EXTRACTED TEXT:
=== Section Start ===
Scotospilus divisus
- Conservation status: Data Deficit (NZ TCS)

Scientific classification
- Kingdom: Animalia
- Phylum: Arthropoda
- Subphylum: Chelicerata
- Class: Arachnida
- Order: Araneae
- Infraorder: Araneomorphae
- Family: Hahniidae
- Genus: Scotospilus
- Species: S. divisus
- Binomial name: Scotospilus divisus (Forster, 1970)
- Synonyms: Tuana divisa

= Scotospilus divisus =

- Authority: (Forster, 1970)
- Conservation status: DD
- Synonyms: Tuana divisa

Species of spider

Scotospilus divisus is a species of Hahniidae spider endemic to New Zealand.

==Taxonomy==
This species was described as Tuana divisa by Ray Forster in 1970 from a female specimen. In 1986, Tuana was recognized as a synonym of Scotospilus, so the species name was changed to Scotospilus divisus. The holotype is stored in Otago Museum.
=== Section End ===
PROVIDED MATERIAL:
=== Section Start ===
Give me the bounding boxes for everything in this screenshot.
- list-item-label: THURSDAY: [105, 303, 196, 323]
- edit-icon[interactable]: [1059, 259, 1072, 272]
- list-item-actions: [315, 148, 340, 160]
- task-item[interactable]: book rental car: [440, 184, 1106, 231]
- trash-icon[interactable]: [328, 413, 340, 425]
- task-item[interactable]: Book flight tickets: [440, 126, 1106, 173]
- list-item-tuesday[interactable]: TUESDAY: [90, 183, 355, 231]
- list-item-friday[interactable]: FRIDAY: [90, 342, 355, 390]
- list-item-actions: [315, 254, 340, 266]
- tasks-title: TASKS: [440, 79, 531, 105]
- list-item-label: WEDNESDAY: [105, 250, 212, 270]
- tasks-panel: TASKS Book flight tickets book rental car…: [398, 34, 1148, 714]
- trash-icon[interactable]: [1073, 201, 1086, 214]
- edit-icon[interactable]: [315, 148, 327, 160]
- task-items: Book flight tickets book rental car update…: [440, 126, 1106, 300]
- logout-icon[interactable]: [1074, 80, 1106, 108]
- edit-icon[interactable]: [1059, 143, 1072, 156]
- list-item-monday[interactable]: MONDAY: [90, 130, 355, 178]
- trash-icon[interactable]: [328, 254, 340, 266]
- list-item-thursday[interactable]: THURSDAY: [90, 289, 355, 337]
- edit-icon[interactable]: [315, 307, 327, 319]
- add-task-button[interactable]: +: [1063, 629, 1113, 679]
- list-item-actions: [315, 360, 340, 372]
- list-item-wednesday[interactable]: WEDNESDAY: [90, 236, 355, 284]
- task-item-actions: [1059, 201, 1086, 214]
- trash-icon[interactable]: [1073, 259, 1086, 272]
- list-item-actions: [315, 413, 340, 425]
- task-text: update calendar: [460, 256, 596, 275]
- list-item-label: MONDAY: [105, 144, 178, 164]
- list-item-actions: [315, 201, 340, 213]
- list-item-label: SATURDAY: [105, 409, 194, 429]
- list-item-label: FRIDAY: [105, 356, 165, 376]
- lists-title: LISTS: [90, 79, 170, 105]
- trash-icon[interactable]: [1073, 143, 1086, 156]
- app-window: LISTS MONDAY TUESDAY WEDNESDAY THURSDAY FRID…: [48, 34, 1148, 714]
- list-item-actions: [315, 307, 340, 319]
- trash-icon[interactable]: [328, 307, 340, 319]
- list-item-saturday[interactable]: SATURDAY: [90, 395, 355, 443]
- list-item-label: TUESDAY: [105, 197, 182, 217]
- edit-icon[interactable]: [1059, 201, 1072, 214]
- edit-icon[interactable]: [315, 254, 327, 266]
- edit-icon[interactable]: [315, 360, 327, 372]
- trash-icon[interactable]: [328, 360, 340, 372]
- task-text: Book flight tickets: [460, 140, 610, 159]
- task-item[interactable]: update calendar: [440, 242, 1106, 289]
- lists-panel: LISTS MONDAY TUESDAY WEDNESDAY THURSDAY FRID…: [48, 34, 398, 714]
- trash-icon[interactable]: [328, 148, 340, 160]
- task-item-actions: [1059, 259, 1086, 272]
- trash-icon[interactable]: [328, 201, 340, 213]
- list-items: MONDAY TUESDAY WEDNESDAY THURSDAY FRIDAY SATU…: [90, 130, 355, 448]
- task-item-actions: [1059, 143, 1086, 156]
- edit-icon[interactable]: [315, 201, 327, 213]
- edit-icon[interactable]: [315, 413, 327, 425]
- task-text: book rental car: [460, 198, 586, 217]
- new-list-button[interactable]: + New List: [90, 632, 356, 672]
=== Section End ===
INSTRUCTIONS:
- a) Please answer these questions about the Scotospilus divisus article:
(i) To which spider family does the species belong?
(ii) In what year was Tuana recognized as a synonym of Scotospilus?
(iii) Where is the holotype stored?
- b) Carry on the Scotospilus divisus article from its last sentence.
The items have no role in this work.

OUTPUTS BY TASK:
- a)
(i) Hahniidae
(ii) 1986
(iii) Otago Museum

- b)
==Description==
The female is recorded at 2.34mm in length. The carapace is yellowish brown with grey shading. The legs are yellow brown. The abdomen is yellow brown with a chevron pattern dorsally.

==Distribution==
This species is only known from Otago, New Zealand.

==Conservation status==
Under the New Zealand Threat Classification System, this species is listed as "Data Deficient" with the qualifiers of "Data Poor: Size" and "Data Poor: Trend".